-- start Source data --
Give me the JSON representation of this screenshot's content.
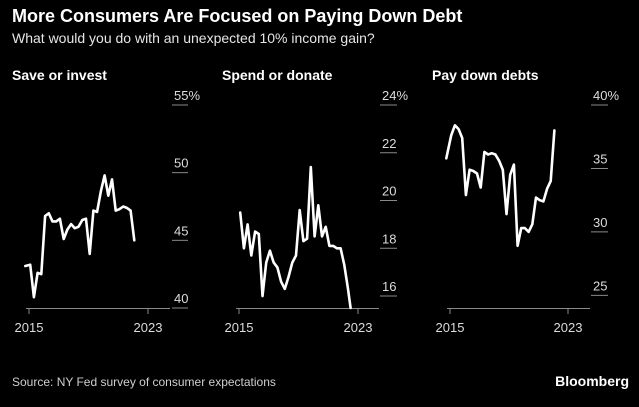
{
  "chart_data": {
    "type": "line",
    "title": "More Consumers Are Focused on Paying Down Debt",
    "subtitle": "What would you do with an unexpected 10% income gain?",
    "source": "Source: NY Fed survey of consumer expectations",
    "brand": "Bloomberg",
    "x_tick_labels": [
      "2015",
      "2023"
    ],
    "x_range": [
      2014.75,
      2023.0
    ],
    "panels": [
      {
        "title": "Save or invest",
        "ylim": [
          40,
          55
        ],
        "ticks": [
          55,
          50,
          45,
          40
        ],
        "tick_labels": [
          "55%",
          "50",
          "45",
          "40"
        ],
        "series": [
          {
            "x": 2014.75,
            "y": 43.1
          },
          {
            "x": 2015.08,
            "y": 43.2
          },
          {
            "x": 2015.33,
            "y": 40.8
          },
          {
            "x": 2015.58,
            "y": 42.6
          },
          {
            "x": 2015.83,
            "y": 42.5
          },
          {
            "x": 2016.08,
            "y": 46.8
          },
          {
            "x": 2016.33,
            "y": 47.0
          },
          {
            "x": 2016.58,
            "y": 46.4
          },
          {
            "x": 2016.83,
            "y": 46.4
          },
          {
            "x": 2017.08,
            "y": 46.6
          },
          {
            "x": 2017.33,
            "y": 45.1
          },
          {
            "x": 2017.58,
            "y": 45.8
          },
          {
            "x": 2017.83,
            "y": 46.2
          },
          {
            "x": 2018.08,
            "y": 45.9
          },
          {
            "x": 2018.33,
            "y": 46.0
          },
          {
            "x": 2018.58,
            "y": 46.5
          },
          {
            "x": 2018.83,
            "y": 46.6
          },
          {
            "x": 2019.08,
            "y": 44.0
          },
          {
            "x": 2019.33,
            "y": 47.2
          },
          {
            "x": 2019.58,
            "y": 47.1
          },
          {
            "x": 2019.83,
            "y": 48.6
          },
          {
            "x": 2020.08,
            "y": 49.8
          },
          {
            "x": 2020.33,
            "y": 48.3
          },
          {
            "x": 2020.58,
            "y": 49.5
          },
          {
            "x": 2020.83,
            "y": 47.2
          },
          {
            "x": 2021.08,
            "y": 47.3
          },
          {
            "x": 2021.33,
            "y": 47.5
          },
          {
            "x": 2021.58,
            "y": 47.4
          },
          {
            "x": 2021.83,
            "y": 47.2
          },
          {
            "x": 2022.08,
            "y": 45.0
          }
        ]
      },
      {
        "title": "Spend or donate",
        "ylim": [
          15.5,
          24
        ],
        "ticks": [
          24,
          22,
          20,
          18,
          16
        ],
        "tick_labels": [
          "24%",
          "22",
          "20",
          "18",
          "16"
        ],
        "series": [
          {
            "x": 2015.08,
            "y": 19.5
          },
          {
            "x": 2015.33,
            "y": 18.0
          },
          {
            "x": 2015.58,
            "y": 19.0
          },
          {
            "x": 2015.83,
            "y": 17.7
          },
          {
            "x": 2016.08,
            "y": 18.7
          },
          {
            "x": 2016.33,
            "y": 18.6
          },
          {
            "x": 2016.58,
            "y": 16.0
          },
          {
            "x": 2016.83,
            "y": 17.4
          },
          {
            "x": 2017.08,
            "y": 17.9
          },
          {
            "x": 2017.33,
            "y": 17.4
          },
          {
            "x": 2017.58,
            "y": 17.2
          },
          {
            "x": 2017.83,
            "y": 16.6
          },
          {
            "x": 2018.08,
            "y": 16.3
          },
          {
            "x": 2018.33,
            "y": 16.8
          },
          {
            "x": 2018.58,
            "y": 17.4
          },
          {
            "x": 2018.83,
            "y": 17.7
          },
          {
            "x": 2019.08,
            "y": 19.6
          },
          {
            "x": 2019.33,
            "y": 18.3
          },
          {
            "x": 2019.58,
            "y": 18.4
          },
          {
            "x": 2019.83,
            "y": 21.4
          },
          {
            "x": 2020.08,
            "y": 18.5
          },
          {
            "x": 2020.33,
            "y": 19.8
          },
          {
            "x": 2020.58,
            "y": 18.5
          },
          {
            "x": 2020.83,
            "y": 18.9
          },
          {
            "x": 2021.08,
            "y": 18.1
          },
          {
            "x": 2021.33,
            "y": 18.1
          },
          {
            "x": 2021.58,
            "y": 18.0
          },
          {
            "x": 2021.83,
            "y": 18.0
          },
          {
            "x": 2022.08,
            "y": 17.3
          },
          {
            "x": 2022.33,
            "y": 16.3
          },
          {
            "x": 2022.5,
            "y": 15.5
          }
        ]
      },
      {
        "title": "Pay down debts",
        "ylim": [
          24,
          40
        ],
        "ticks": [
          40,
          35,
          30,
          25
        ],
        "tick_labels": [
          "40%",
          "35",
          "30",
          "25"
        ],
        "series": [
          {
            "x": 2014.75,
            "y": 35.8
          },
          {
            "x": 2015.08,
            "y": 37.6
          },
          {
            "x": 2015.33,
            "y": 38.4
          },
          {
            "x": 2015.58,
            "y": 38.1
          },
          {
            "x": 2015.83,
            "y": 37.4
          },
          {
            "x": 2016.08,
            "y": 32.9
          },
          {
            "x": 2016.33,
            "y": 34.9
          },
          {
            "x": 2016.58,
            "y": 34.8
          },
          {
            "x": 2016.83,
            "y": 34.6
          },
          {
            "x": 2017.08,
            "y": 33.5
          },
          {
            "x": 2017.33,
            "y": 36.3
          },
          {
            "x": 2017.58,
            "y": 36.1
          },
          {
            "x": 2017.83,
            "y": 36.2
          },
          {
            "x": 2018.08,
            "y": 36.1
          },
          {
            "x": 2018.33,
            "y": 35.6
          },
          {
            "x": 2018.58,
            "y": 34.9
          },
          {
            "x": 2018.83,
            "y": 31.4
          },
          {
            "x": 2019.08,
            "y": 34.5
          },
          {
            "x": 2019.33,
            "y": 35.3
          },
          {
            "x": 2019.58,
            "y": 28.9
          },
          {
            "x": 2019.83,
            "y": 30.3
          },
          {
            "x": 2020.08,
            "y": 30.3
          },
          {
            "x": 2020.33,
            "y": 30.0
          },
          {
            "x": 2020.58,
            "y": 30.6
          },
          {
            "x": 2020.83,
            "y": 32.7
          },
          {
            "x": 2021.08,
            "y": 32.5
          },
          {
            "x": 2021.33,
            "y": 32.4
          },
          {
            "x": 2021.58,
            "y": 33.4
          },
          {
            "x": 2021.83,
            "y": 34.0
          },
          {
            "x": 2022.08,
            "y": 38.0
          }
        ]
      }
    ]
  }
}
-- end Source data --
What you should do: Repeat the listing verbatim. Skip the pictures.

Complete response:
Give me the JSON representation of this screenshot's content.
{
  "chart_data": {
    "type": "line",
    "title": "More Consumers Are Focused on Paying Down Debt",
    "subtitle": "What would you do with an unexpected 10% income gain?",
    "source": "Source: NY Fed survey of consumer expectations",
    "brand": "Bloomberg",
    "x_tick_labels": [
      "2015",
      "2023"
    ],
    "x_range": [
      2014.75,
      2023.0
    ],
    "panels": [
      {
        "title": "Save or invest",
        "ylim": [
          40,
          55
        ],
        "ticks": [
          55,
          50,
          45,
          40
        ],
        "tick_labels": [
          "55%",
          "50",
          "45",
          "40"
        ],
        "series": [
          {
            "x": 2014.75,
            "y": 43.1
          },
          {
            "x": 2015.08,
            "y": 43.2
          },
          {
            "x": 2015.33,
            "y": 40.8
          },
          {
            "x": 2015.58,
            "y": 42.6
          },
          {
            "x": 2015.83,
            "y": 42.5
          },
          {
            "x": 2016.08,
            "y": 46.8
          },
          {
            "x": 2016.33,
            "y": 47.0
          },
          {
            "x": 2016.58,
            "y": 46.4
          },
          {
            "x": 2016.83,
            "y": 46.4
          },
          {
            "x": 2017.08,
            "y": 46.6
          },
          {
            "x": 2017.33,
            "y": 45.1
          },
          {
            "x": 2017.58,
            "y": 45.8
          },
          {
            "x": 2017.83,
            "y": 46.2
          },
          {
            "x": 2018.08,
            "y": 45.9
          },
          {
            "x": 2018.33,
            "y": 46.0
          },
          {
            "x": 2018.58,
            "y": 46.5
          },
          {
            "x": 2018.83,
            "y": 46.6
          },
          {
            "x": 2019.08,
            "y": 44.0
          },
          {
            "x": 2019.33,
            "y": 47.2
          },
          {
            "x": 2019.58,
            "y": 47.1
          },
          {
            "x": 2019.83,
            "y": 48.6
          },
          {
            "x": 2020.08,
            "y": 49.8
          },
          {
            "x": 2020.33,
            "y": 48.3
          },
          {
            "x": 2020.58,
            "y": 49.5
          },
          {
            "x": 2020.83,
            "y": 47.2
          },
          {
            "x": 2021.08,
            "y": 47.3
          },
          {
            "x": 2021.33,
            "y": 47.5
          },
          {
            "x": 2021.58,
            "y": 47.4
          },
          {
            "x": 2021.83,
            "y": 47.2
          },
          {
            "x": 2022.08,
            "y": 45.0
          }
        ]
      },
      {
        "title": "Spend or donate",
        "ylim": [
          15.5,
          24
        ],
        "ticks": [
          24,
          22,
          20,
          18,
          16
        ],
        "tick_labels": [
          "24%",
          "22",
          "20",
          "18",
          "16"
        ],
        "series": [
          {
            "x": 2015.08,
            "y": 19.5
          },
          {
            "x": 2015.33,
            "y": 18.0
          },
          {
            "x": 2015.58,
            "y": 19.0
          },
          {
            "x": 2015.83,
            "y": 17.7
          },
          {
            "x": 2016.08,
            "y": 18.7
          },
          {
            "x": 2016.33,
            "y": 18.6
          },
          {
            "x": 2016.58,
            "y": 16.0
          },
          {
            "x": 2016.83,
            "y": 17.4
          },
          {
            "x": 2017.08,
            "y": 17.9
          },
          {
            "x": 2017.33,
            "y": 17.4
          },
          {
            "x": 2017.58,
            "y": 17.2
          },
          {
            "x": 2017.83,
            "y": 16.6
          },
          {
            "x": 2018.08,
            "y": 16.3
          },
          {
            "x": 2018.33,
            "y": 16.8
          },
          {
            "x": 2018.58,
            "y": 17.4
          },
          {
            "x": 2018.83,
            "y": 17.7
          },
          {
            "x": 2019.08,
            "y": 19.6
          },
          {
            "x": 2019.33,
            "y": 18.3
          },
          {
            "x": 2019.58,
            "y": 18.4
          },
          {
            "x": 2019.83,
            "y": 21.4
          },
          {
            "x": 2020.08,
            "y": 18.5
          },
          {
            "x": 2020.33,
            "y": 19.8
          },
          {
            "x": 2020.58,
            "y": 18.5
          },
          {
            "x": 2020.83,
            "y": 18.9
          },
          {
            "x": 2021.08,
            "y": 18.1
          },
          {
            "x": 2021.33,
            "y": 18.1
          },
          {
            "x": 2021.58,
            "y": 18.0
          },
          {
            "x": 2021.83,
            "y": 18.0
          },
          {
            "x": 2022.08,
            "y": 17.3
          },
          {
            "x": 2022.33,
            "y": 16.3
          },
          {
            "x": 2022.5,
            "y": 15.5
          }
        ]
      },
      {
        "title": "Pay down debts",
        "ylim": [
          24,
          40
        ],
        "ticks": [
          40,
          35,
          30,
          25
        ],
        "tick_labels": [
          "40%",
          "35",
          "30",
          "25"
        ],
        "series": [
          {
            "x": 2014.75,
            "y": 35.8
          },
          {
            "x": 2015.08,
            "y": 37.6
          },
          {
            "x": 2015.33,
            "y": 38.4
          },
          {
            "x": 2015.58,
            "y": 38.1
          },
          {
            "x": 2015.83,
            "y": 37.4
          },
          {
            "x": 2016.08,
            "y": 32.9
          },
          {
            "x": 2016.33,
            "y": 34.9
          },
          {
            "x": 2016.58,
            "y": 34.8
          },
          {
            "x": 2016.83,
            "y": 34.6
          },
          {
            "x": 2017.08,
            "y": 33.5
          },
          {
            "x": 2017.33,
            "y": 36.3
          },
          {
            "x": 2017.58,
            "y": 36.1
          },
          {
            "x": 2017.83,
            "y": 36.2
          },
          {
            "x": 2018.08,
            "y": 36.1
          },
          {
            "x": 2018.33,
            "y": 35.6
          },
          {
            "x": 2018.58,
            "y": 34.9
          },
          {
            "x": 2018.83,
            "y": 31.4
          },
          {
            "x": 2019.08,
            "y": 34.5
          },
          {
            "x": 2019.33,
            "y": 35.3
          },
          {
            "x": 2019.58,
            "y": 28.9
          },
          {
            "x": 2019.83,
            "y": 30.3
          },
          {
            "x": 2020.08,
            "y": 30.3
          },
          {
            "x": 2020.33,
            "y": 30.0
          },
          {
            "x": 2020.58,
            "y": 30.6
          },
          {
            "x": 2020.83,
            "y": 32.7
          },
          {
            "x": 2021.08,
            "y": 32.5
          },
          {
            "x": 2021.33,
            "y": 32.4
          },
          {
            "x": 2021.58,
            "y": 33.4
          },
          {
            "x": 2021.83,
            "y": 34.0
          },
          {
            "x": 2022.08,
            "y": 38.0
          }
        ]
      }
    ]
  }
}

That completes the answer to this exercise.